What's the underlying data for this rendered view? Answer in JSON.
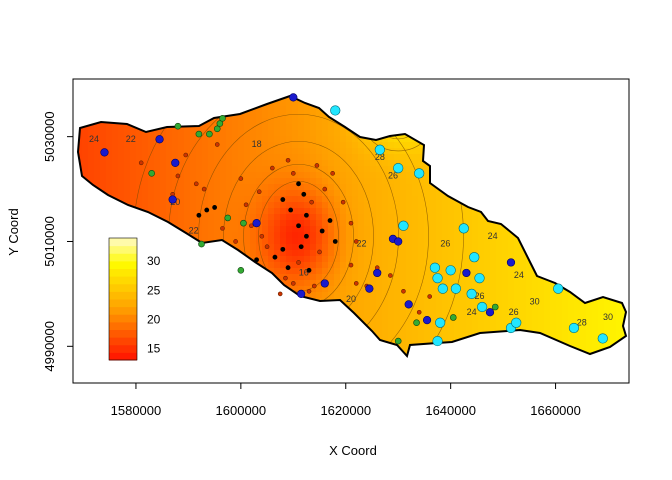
{
  "chart_data": {
    "type": "heatmap",
    "subtype": "filled-contour-map-with-points",
    "xlabel": "X Coord",
    "ylabel": "Y Coord",
    "xlim": [
      1568000,
      1674000
    ],
    "ylim": [
      4983000,
      5041000
    ],
    "x_ticks": [
      1580000,
      1600000,
      1620000,
      1640000,
      1660000
    ],
    "y_ticks": [
      4990000,
      5010000,
      5030000
    ],
    "x_tick_labels": [
      "1580000",
      "1600000",
      "1620000",
      "1640000",
      "1660000"
    ],
    "y_tick_labels": [
      "4990000",
      "5010000",
      "5030000"
    ],
    "color_scale": {
      "min": 12,
      "max": 34,
      "low_color": "#ff0000",
      "high_color": "#ffffe0",
      "legend_ticks": [
        15,
        20,
        25,
        30
      ],
      "legend_labels": [
        "15",
        "20",
        "25",
        "30"
      ]
    },
    "contour_labels": [
      {
        "text": "24",
        "x": 1572000,
        "y": 5029000
      },
      {
        "text": "22",
        "x": 1579000,
        "y": 5029000
      },
      {
        "text": "18",
        "x": 1603000,
        "y": 5028000
      },
      {
        "text": "20",
        "x": 1587500,
        "y": 5017000
      },
      {
        "text": "22",
        "x": 1591000,
        "y": 5011500
      },
      {
        "text": "16",
        "x": 1612000,
        "y": 5003500
      },
      {
        "text": "22",
        "x": 1623000,
        "y": 5009000
      },
      {
        "text": "20",
        "x": 1621000,
        "y": 4998500
      },
      {
        "text": "28",
        "x": 1626500,
        "y": 5025500
      },
      {
        "text": "26",
        "x": 1629000,
        "y": 5022000
      },
      {
        "text": "24",
        "x": 1648000,
        "y": 5010500
      },
      {
        "text": "26",
        "x": 1639000,
        "y": 5009000
      },
      {
        "text": "26",
        "x": 1645500,
        "y": 4999000
      },
      {
        "text": "24",
        "x": 1653000,
        "y": 5003000
      },
      {
        "text": "30",
        "x": 1656000,
        "y": 4998000
      },
      {
        "text": "28",
        "x": 1665000,
        "y": 4994000
      },
      {
        "text": "30",
        "x": 1670000,
        "y": 4995000
      },
      {
        "text": "26",
        "x": 1652000,
        "y": 4996000
      },
      {
        "text": "24",
        "x": 1644000,
        "y": 4996000
      }
    ],
    "series": [
      {
        "symbol": "black-dot",
        "color": "#000000",
        "points": [
          [
            1611000,
            5021000
          ],
          [
            1612000,
            5019000
          ],
          [
            1608000,
            5018000
          ],
          [
            1609500,
            5016000
          ],
          [
            1612500,
            5015000
          ],
          [
            1611000,
            5013000
          ],
          [
            1615500,
            5012000
          ],
          [
            1618000,
            5010000
          ],
          [
            1611500,
            5009000
          ],
          [
            1608000,
            5008500
          ],
          [
            1606500,
            5007000
          ],
          [
            1603000,
            5006500
          ],
          [
            1612500,
            5011000
          ],
          [
            1609000,
            5005000
          ],
          [
            1613000,
            5004500
          ],
          [
            1617000,
            5014000
          ],
          [
            1593500,
            5016000
          ],
          [
            1595000,
            5016500
          ],
          [
            1592000,
            5015000
          ]
        ]
      },
      {
        "symbol": "small-red-dot",
        "color": "#cc3300",
        "points": [
          [
            1581000,
            5025000
          ],
          [
            1588000,
            5022500
          ],
          [
            1593000,
            5020000
          ],
          [
            1600000,
            5022000
          ],
          [
            1606000,
            5024000
          ],
          [
            1603500,
            5019500
          ],
          [
            1601000,
            5017000
          ],
          [
            1602000,
            5013000
          ],
          [
            1596500,
            5012500
          ],
          [
            1599000,
            5010000
          ],
          [
            1604000,
            5011000
          ],
          [
            1605000,
            5009000
          ],
          [
            1613500,
            5017500
          ],
          [
            1616000,
            5020000
          ],
          [
            1610000,
            5023000
          ],
          [
            1609000,
            5025500
          ],
          [
            1614500,
            5024500
          ],
          [
            1621000,
            5013500
          ],
          [
            1622000,
            5010000
          ],
          [
            1621000,
            5005500
          ],
          [
            1610000,
            5002000
          ],
          [
            1614000,
            5001500
          ],
          [
            1608500,
            5003000
          ],
          [
            1607500,
            5000000
          ],
          [
            1613000,
            5000500
          ],
          [
            1624000,
            5001500
          ],
          [
            1626000,
            5005000
          ],
          [
            1628500,
            5003500
          ],
          [
            1631000,
            5000500
          ],
          [
            1634000,
            4996500
          ],
          [
            1636000,
            4999500
          ],
          [
            1622000,
            5002000
          ],
          [
            1611000,
            5006000
          ],
          [
            1615000,
            5008000
          ],
          [
            1619500,
            5017500
          ],
          [
            1617500,
            5023000
          ],
          [
            1595500,
            5028500
          ],
          [
            1589500,
            5026500
          ],
          [
            1587000,
            5019000
          ],
          [
            1591500,
            5021000
          ]
        ]
      },
      {
        "symbol": "green-dot",
        "color": "#33aa33",
        "points": [
          [
            1592000,
            5030500
          ],
          [
            1594000,
            5030500
          ],
          [
            1595500,
            5031500
          ],
          [
            1596000,
            5032500
          ],
          [
            1596500,
            5033500
          ],
          [
            1588000,
            5032000
          ],
          [
            1583000,
            5023000
          ],
          [
            1592500,
            5009500
          ],
          [
            1600500,
            5013500
          ],
          [
            1600000,
            5004500
          ],
          [
            1633500,
            4994500
          ],
          [
            1630000,
            4991000
          ],
          [
            1648500,
            4997500
          ],
          [
            1640500,
            4995500
          ],
          [
            1597500,
            5014500
          ]
        ]
      },
      {
        "symbol": "blue-dot",
        "color": "#1a1acc",
        "points": [
          [
            1574000,
            5027000
          ],
          [
            1584500,
            5029500
          ],
          [
            1587500,
            5025000
          ],
          [
            1587000,
            5018000
          ],
          [
            1610000,
            5037500
          ],
          [
            1603000,
            5013500
          ],
          [
            1629000,
            5010500
          ],
          [
            1630000,
            5010000
          ],
          [
            1624500,
            5001000
          ],
          [
            1632000,
            4998000
          ],
          [
            1635500,
            4995000
          ],
          [
            1643000,
            5004000
          ],
          [
            1647500,
            4996500
          ],
          [
            1651500,
            5006000
          ],
          [
            1626000,
            5004000
          ],
          [
            1616000,
            5002000
          ],
          [
            1611500,
            5000000
          ]
        ]
      },
      {
        "symbol": "cyan-circle",
        "color": "#22e6ff",
        "points": [
          [
            1618000,
            5035000
          ],
          [
            1626500,
            5027500
          ],
          [
            1630000,
            5024000
          ],
          [
            1634000,
            5023000
          ],
          [
            1631000,
            5013000
          ],
          [
            1642500,
            5012500
          ],
          [
            1637000,
            5005000
          ],
          [
            1637500,
            5003000
          ],
          [
            1640000,
            5004500
          ],
          [
            1638500,
            5001000
          ],
          [
            1644500,
            5007000
          ],
          [
            1645500,
            5003000
          ],
          [
            1644000,
            5000000
          ],
          [
            1646000,
            4997500
          ],
          [
            1638000,
            4994500
          ],
          [
            1637500,
            4991000
          ],
          [
            1651500,
            4993500
          ],
          [
            1652500,
            4994500
          ],
          [
            1660500,
            5001000
          ],
          [
            1663500,
            4993500
          ],
          [
            1669000,
            4991500
          ],
          [
            1641000,
            5001000
          ]
        ]
      }
    ]
  }
}
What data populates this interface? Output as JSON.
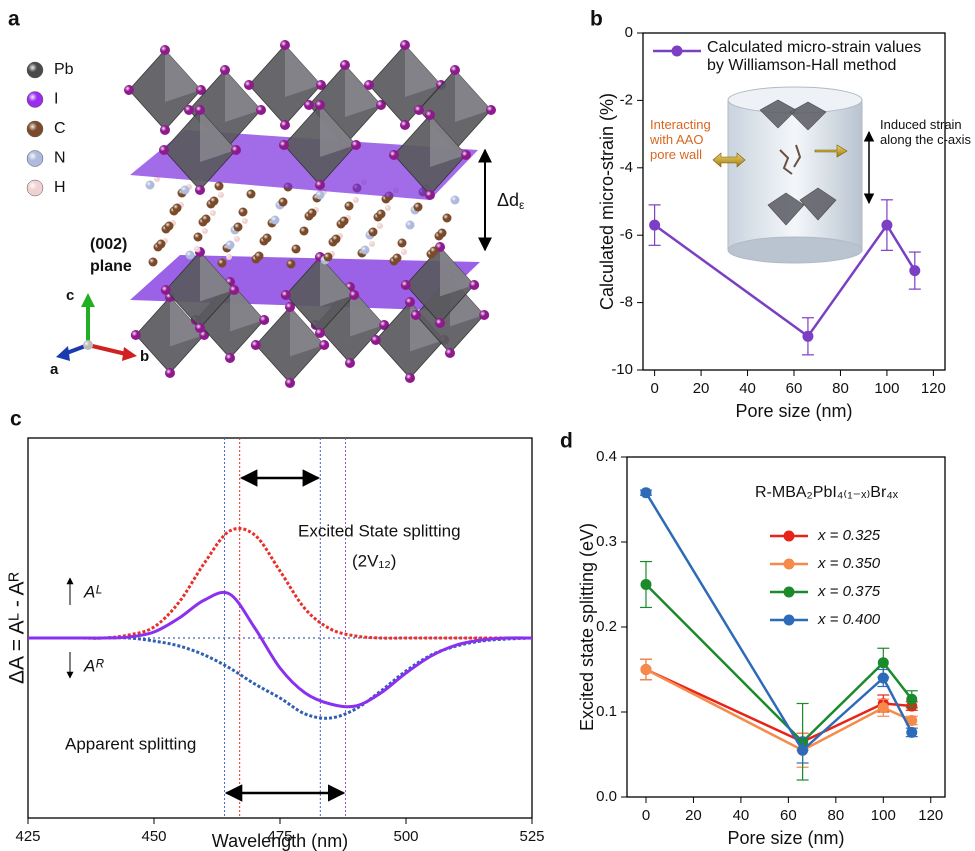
{
  "panel_labels": [
    "a",
    "b",
    "c",
    "d"
  ],
  "structure": {
    "legend": [
      {
        "label": "Pb",
        "color": "#4a4a4a"
      },
      {
        "label": "I",
        "color": "#9a2cf0"
      },
      {
        "label": "C",
        "color": "#7a4a2a"
      },
      {
        "label": "N",
        "color": "#aebbdc"
      },
      {
        "label": "H",
        "color": "#f0d2d2"
      }
    ],
    "plane_label": [
      "(002)",
      "plane"
    ],
    "spacing_label": "Δd",
    "spacing_sub": "ε",
    "axes": [
      "a",
      "b",
      "c"
    ]
  },
  "chart_data": [
    {
      "type": "line",
      "xlabel": "Pore size (nm)",
      "ylabel": "Calculated micro-strain (%)",
      "x": [
        0,
        66,
        100,
        112
      ],
      "series": [
        {
          "name": "Calculated micro-strain values by Williamson-Hall method",
          "color": "#7b3fc4",
          "values": [
            -5.7,
            -9.0,
            -5.7,
            -7.05
          ],
          "errors": [
            0.6,
            0.55,
            0.75,
            0.55
          ]
        }
      ],
      "xlim": [
        -5,
        125
      ],
      "ylim": [
        -10,
        0
      ],
      "xticks": [
        0,
        20,
        40,
        60,
        80,
        100,
        120
      ],
      "yticks": [
        0,
        -2,
        -4,
        -6,
        -8,
        -10
      ],
      "legend": "upper left",
      "annotations": [
        "Interacting with AAO pore wall",
        "Induced strain along the c-axis"
      ]
    },
    {
      "type": "line",
      "smooth": true,
      "xlabel": "Wavelength (nm)",
      "ylabel": "ΔA = Aᴸ - Aᴿ",
      "x": [
        425,
        430,
        435,
        440,
        445,
        450,
        455,
        460,
        465,
        470,
        475,
        480,
        485,
        490,
        495,
        500,
        505,
        510,
        515,
        520,
        525
      ],
      "series": [
        {
          "color": "#e8302a",
          "dash": true,
          "values": [
            0,
            0,
            0,
            0,
            0.03,
            0.11,
            0.36,
            0.75,
            1.07,
            1.03,
            0.67,
            0.29,
            0.09,
            0.02,
            0,
            0,
            0,
            0,
            0,
            0,
            0
          ]
        },
        {
          "color": "#2f5fb0",
          "dash": true,
          "values": [
            0,
            0,
            0,
            0,
            0,
            -0.03,
            -0.08,
            -0.17,
            -0.3,
            -0.46,
            -0.6,
            -0.76,
            -0.8,
            -0.71,
            -0.53,
            -0.33,
            -0.17,
            -0.08,
            -0.03,
            -0.01,
            0
          ]
        },
        {
          "color": "#8b2ff0",
          "dash": false,
          "values": [
            0,
            0,
            0,
            0,
            0.01,
            0.06,
            0.2,
            0.38,
            0.44,
            0.1,
            -0.3,
            -0.55,
            -0.66,
            -0.68,
            -0.55,
            -0.35,
            -0.18,
            -0.07,
            -0.02,
            0,
            0
          ]
        }
      ],
      "xlim": [
        425,
        525
      ],
      "ylim": [
        -1.8,
        2.0
      ],
      "xticks": [
        425,
        450,
        475,
        500,
        525
      ],
      "baseline": true,
      "vlines": [
        {
          "x": 464,
          "color": "#4a5fd0"
        },
        {
          "x": 467,
          "color": "#e03030"
        },
        {
          "x": 483,
          "color": "#4a5fd0"
        },
        {
          "x": 488,
          "color": "#8a4fd0"
        }
      ],
      "annotations": {
        "excited": "Excited State splitting",
        "excited_sub": "(2V₁₂)",
        "apparent": "Apparent splitting",
        "al": "Aᴸ",
        "ar": "Aᴿ"
      }
    },
    {
      "type": "line",
      "title": "R-MBA₂PbI₄₍₁₋ₓ₎Br₄ₓ",
      "xlabel": "Pore size (nm)",
      "ylabel": "Excited state splitting (eV)",
      "x": [
        0,
        66,
        100,
        112
      ],
      "series": [
        {
          "name": "x = 0.325",
          "color": "#e8231a",
          "values": [
            0.15,
            0.065,
            0.11,
            0.107
          ],
          "errors": [
            0.012,
            0.01,
            0.01,
            0.005
          ]
        },
        {
          "name": "x = 0.350",
          "color": "#f58a4b",
          "values": [
            0.15,
            0.055,
            0.105,
            0.09
          ],
          "errors": [
            0.012,
            0.02,
            0.01,
            0.005
          ]
        },
        {
          "name": "x = 0.375",
          "color": "#1a8a2a",
          "values": [
            0.25,
            0.065,
            0.158,
            0.115
          ],
          "errors": [
            0.027,
            0.045,
            0.017,
            0.01
          ]
        },
        {
          "name": "x = 0.400",
          "color": "#2d6bb8",
          "values": [
            0.358,
            0.055,
            0.14,
            0.076
          ],
          "errors": [
            0.003,
            0.015,
            0.01,
            0.005
          ]
        }
      ],
      "xlim": [
        -8,
        126
      ],
      "ylim": [
        0,
        0.4
      ],
      "xticks": [
        0,
        20,
        40,
        60,
        80,
        100,
        120
      ],
      "yticks": [
        {
          "value": 0,
          "label": "0.0"
        },
        0.1,
        0.2,
        0.3,
        0.4
      ],
      "legend": "upper right"
    }
  ]
}
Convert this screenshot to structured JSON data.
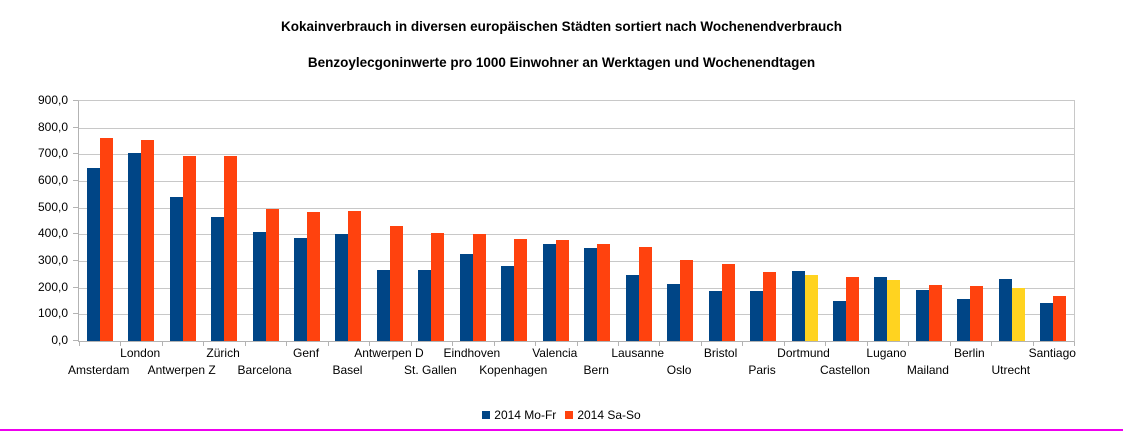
{
  "page": {
    "title": "Kokainverbrauch in diversen europäischen Städten sortiert nach Wochenendverbrauch",
    "subtitle": "Benzoylecgoninwerte pro 1000 Einwohner an Werktagen und Wochenendtagen"
  },
  "colors": {
    "weekday_blue": "#004586",
    "weekend_red": "#FF420E",
    "weekend_highlight_yellow": "#FFD320",
    "gridline": "#C8C8C8",
    "axis": "#B3B3B3",
    "bottom_rule_magenta": "#EE00EE"
  },
  "legend": {
    "items": [
      {
        "label": "2014 Mo-Fr",
        "color": "#004586"
      },
      {
        "label": "2014 Sa-So",
        "color": "#FF420E"
      }
    ]
  },
  "chart_data": {
    "type": "bar",
    "title": "Kokainverbrauch in diversen europäischen Städten sortiert nach Wochenendverbrauch",
    "subtitle": "Benzoylecgoninwerte pro 1000 Einwohner an Werktagen und Wochenendtagen",
    "categories": [
      "Amsterdam",
      "London",
      "Antwerpen Z",
      "Zürich",
      "Barcelona",
      "Genf",
      "Basel",
      "Antwerpen D",
      "St. Gallen",
      "Eindhoven",
      "Kopenhagen",
      "Valencia",
      "Bern",
      "Lausanne",
      "Oslo",
      "Bristol",
      "Paris",
      "Dortmund",
      "Castellon",
      "Lugano",
      "Mailand",
      "Berlin",
      "Utrecht",
      "Santiago"
    ],
    "series": [
      {
        "name": "2014 Mo-Fr",
        "color": "#004586",
        "values": [
          650,
          705,
          540,
          465,
          410,
          388,
          400,
          265,
          267,
          325,
          280,
          365,
          350,
          249,
          212,
          188,
          187,
          264,
          150,
          241,
          192,
          158,
          232,
          142
        ]
      },
      {
        "name": "2014 Sa-So",
        "color": "#FF420E",
        "values": [
          762,
          755,
          695,
          695,
          494,
          485,
          487,
          432,
          405,
          402,
          383,
          378,
          365,
          351,
          304,
          288,
          260,
          249,
          241,
          229,
          210,
          206,
          197,
          168
        ],
        "highlight": {
          "color": "#FFD320",
          "indices": [
            17,
            19,
            22
          ],
          "categories": [
            "Dortmund",
            "Lugano",
            "Utrecht"
          ],
          "meaning": "weekend value lower than weekday value"
        }
      }
    ],
    "ylim": [
      0,
      900
    ],
    "y_axis": {
      "tick_step": 100,
      "tick_labels": [
        "0,0",
        "100,0",
        "200,0",
        "300,0",
        "400,0",
        "500,0",
        "600,0",
        "700,0",
        "800,0",
        "900,0"
      ]
    },
    "grid": true,
    "legend_position": "bottom",
    "sorted_by": "weekend value descending"
  }
}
========================
#### GIVEN PROBLEM
Find each line that has the word "true", then copy it out.

#### COMPLETED EXERCISE
      "smooth": true,
          "dash": true,
          "dash": true,
      "baseline": true,
    "grid": true,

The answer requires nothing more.